- Your objective
Every entry must be duplicated precisely as written.

(Figure content listings)
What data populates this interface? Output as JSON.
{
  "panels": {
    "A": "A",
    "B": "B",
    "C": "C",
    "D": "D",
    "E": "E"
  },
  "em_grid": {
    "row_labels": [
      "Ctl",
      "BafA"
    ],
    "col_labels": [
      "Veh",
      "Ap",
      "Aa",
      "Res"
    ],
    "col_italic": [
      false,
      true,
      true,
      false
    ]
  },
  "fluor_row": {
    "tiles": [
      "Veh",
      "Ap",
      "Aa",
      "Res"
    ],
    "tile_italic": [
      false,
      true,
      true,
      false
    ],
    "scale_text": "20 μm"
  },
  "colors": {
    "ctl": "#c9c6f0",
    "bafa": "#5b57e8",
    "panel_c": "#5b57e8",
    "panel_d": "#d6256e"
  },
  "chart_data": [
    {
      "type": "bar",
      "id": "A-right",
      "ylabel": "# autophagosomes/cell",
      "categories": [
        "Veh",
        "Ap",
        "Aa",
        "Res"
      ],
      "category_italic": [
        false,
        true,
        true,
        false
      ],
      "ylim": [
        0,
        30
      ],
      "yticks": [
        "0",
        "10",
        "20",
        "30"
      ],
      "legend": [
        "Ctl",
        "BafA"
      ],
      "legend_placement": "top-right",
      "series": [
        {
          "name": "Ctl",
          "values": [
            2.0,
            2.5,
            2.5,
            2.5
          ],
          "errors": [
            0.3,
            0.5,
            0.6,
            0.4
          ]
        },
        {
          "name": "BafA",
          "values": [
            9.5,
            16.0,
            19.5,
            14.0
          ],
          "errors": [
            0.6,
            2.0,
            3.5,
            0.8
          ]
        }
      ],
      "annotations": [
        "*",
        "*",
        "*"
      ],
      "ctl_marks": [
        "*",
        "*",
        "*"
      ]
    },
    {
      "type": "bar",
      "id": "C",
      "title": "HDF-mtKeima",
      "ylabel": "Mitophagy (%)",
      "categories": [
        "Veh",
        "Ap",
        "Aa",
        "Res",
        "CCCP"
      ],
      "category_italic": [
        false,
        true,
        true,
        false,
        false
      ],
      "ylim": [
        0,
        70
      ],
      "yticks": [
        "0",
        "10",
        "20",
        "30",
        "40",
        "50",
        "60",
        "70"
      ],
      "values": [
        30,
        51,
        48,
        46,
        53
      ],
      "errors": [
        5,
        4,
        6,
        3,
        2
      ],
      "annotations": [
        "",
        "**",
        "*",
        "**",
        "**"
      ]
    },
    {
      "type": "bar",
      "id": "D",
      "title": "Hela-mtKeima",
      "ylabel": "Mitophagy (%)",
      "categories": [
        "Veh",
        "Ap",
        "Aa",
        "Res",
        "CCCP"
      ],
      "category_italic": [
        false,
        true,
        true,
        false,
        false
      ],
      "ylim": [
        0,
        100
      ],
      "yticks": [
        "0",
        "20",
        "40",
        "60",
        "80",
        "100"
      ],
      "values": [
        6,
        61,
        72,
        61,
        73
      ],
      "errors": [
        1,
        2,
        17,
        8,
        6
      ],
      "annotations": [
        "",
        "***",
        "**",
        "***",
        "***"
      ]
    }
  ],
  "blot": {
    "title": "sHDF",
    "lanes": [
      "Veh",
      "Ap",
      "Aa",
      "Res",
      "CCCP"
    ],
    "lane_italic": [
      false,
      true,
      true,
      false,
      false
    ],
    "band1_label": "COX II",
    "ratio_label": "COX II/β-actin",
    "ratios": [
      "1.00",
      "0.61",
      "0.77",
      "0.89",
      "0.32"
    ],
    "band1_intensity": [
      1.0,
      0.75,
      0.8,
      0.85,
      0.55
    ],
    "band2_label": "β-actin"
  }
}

- Task output
What data populates this interface? Output as JSON.
{
  "panels": {
    "A": "A",
    "B": "B",
    "C": "C",
    "D": "D",
    "E": "E"
  },
  "em_grid": {
    "row_labels": [
      "Ctl",
      "BafA"
    ],
    "col_labels": [
      "Veh",
      "Ap",
      "Aa",
      "Res"
    ],
    "col_italic": [
      false,
      true,
      true,
      false
    ]
  },
  "fluor_row": {
    "tiles": [
      "Veh",
      "Ap",
      "Aa",
      "Res"
    ],
    "tile_italic": [
      false,
      true,
      true,
      false
    ],
    "scale_text": "20 μm"
  },
  "colors": {
    "ctl": "#c9c6f0",
    "bafa": "#5b57e8",
    "panel_c": "#5b57e8",
    "panel_d": "#d6256e"
  },
  "chart_data": [
    {
      "type": "bar",
      "id": "A-right",
      "ylabel": "# autophagosomes/cell",
      "categories": [
        "Veh",
        "Ap",
        "Aa",
        "Res"
      ],
      "category_italic": [
        false,
        true,
        true,
        false
      ],
      "ylim": [
        0,
        30
      ],
      "yticks": [
        "0",
        "10",
        "20",
        "30"
      ],
      "legend": [
        "Ctl",
        "BafA"
      ],
      "legend_placement": "top-right",
      "series": [
        {
          "name": "Ctl",
          "values": [
            2.0,
            2.5,
            2.5,
            2.5
          ],
          "errors": [
            0.3,
            0.5,
            0.6,
            0.4
          ]
        },
        {
          "name": "BafA",
          "values": [
            9.5,
            16.0,
            19.5,
            14.0
          ],
          "errors": [
            0.6,
            2.0,
            3.5,
            0.8
          ]
        }
      ],
      "annotations": [
        "*",
        "*",
        "*"
      ],
      "ctl_marks": [
        "*",
        "*",
        "*"
      ]
    },
    {
      "type": "bar",
      "id": "C",
      "title": "HDF-mtKeima",
      "ylabel": "Mitophagy (%)",
      "categories": [
        "Veh",
        "Ap",
        "Aa",
        "Res",
        "CCCP"
      ],
      "category_italic": [
        false,
        true,
        true,
        false,
        false
      ],
      "ylim": [
        0,
        70
      ],
      "yticks": [
        "0",
        "10",
        "20",
        "30",
        "40",
        "50",
        "60",
        "70"
      ],
      "values": [
        30,
        51,
        48,
        46,
        53
      ],
      "errors": [
        5,
        4,
        6,
        3,
        2
      ],
      "annotations": [
        "",
        "**",
        "*",
        "**",
        "**"
      ]
    },
    {
      "type": "bar",
      "id": "D",
      "title": "Hela-mtKeima",
      "ylabel": "Mitophagy (%)",
      "categories": [
        "Veh",
        "Ap",
        "Aa",
        "Res",
        "CCCP"
      ],
      "category_italic": [
        false,
        true,
        true,
        false,
        false
      ],
      "ylim": [
        0,
        100
      ],
      "yticks": [
        "0",
        "20",
        "40",
        "60",
        "80",
        "100"
      ],
      "values": [
        6,
        61,
        72,
        61,
        73
      ],
      "errors": [
        1,
        2,
        17,
        8,
        6
      ],
      "annotations": [
        "",
        "***",
        "**",
        "***",
        "***"
      ]
    }
  ],
  "blot": {
    "title": "sHDF",
    "lanes": [
      "Veh",
      "Ap",
      "Aa",
      "Res",
      "CCCP"
    ],
    "lane_italic": [
      false,
      true,
      true,
      false,
      false
    ],
    "band1_label": "COX II",
    "ratio_label": "COX II/β-actin",
    "ratios": [
      "1.00",
      "0.61",
      "0.77",
      "0.89",
      "0.32"
    ],
    "band1_intensity": [
      1.0,
      0.75,
      0.8,
      0.85,
      0.55
    ],
    "band2_label": "β-actin"
  }
}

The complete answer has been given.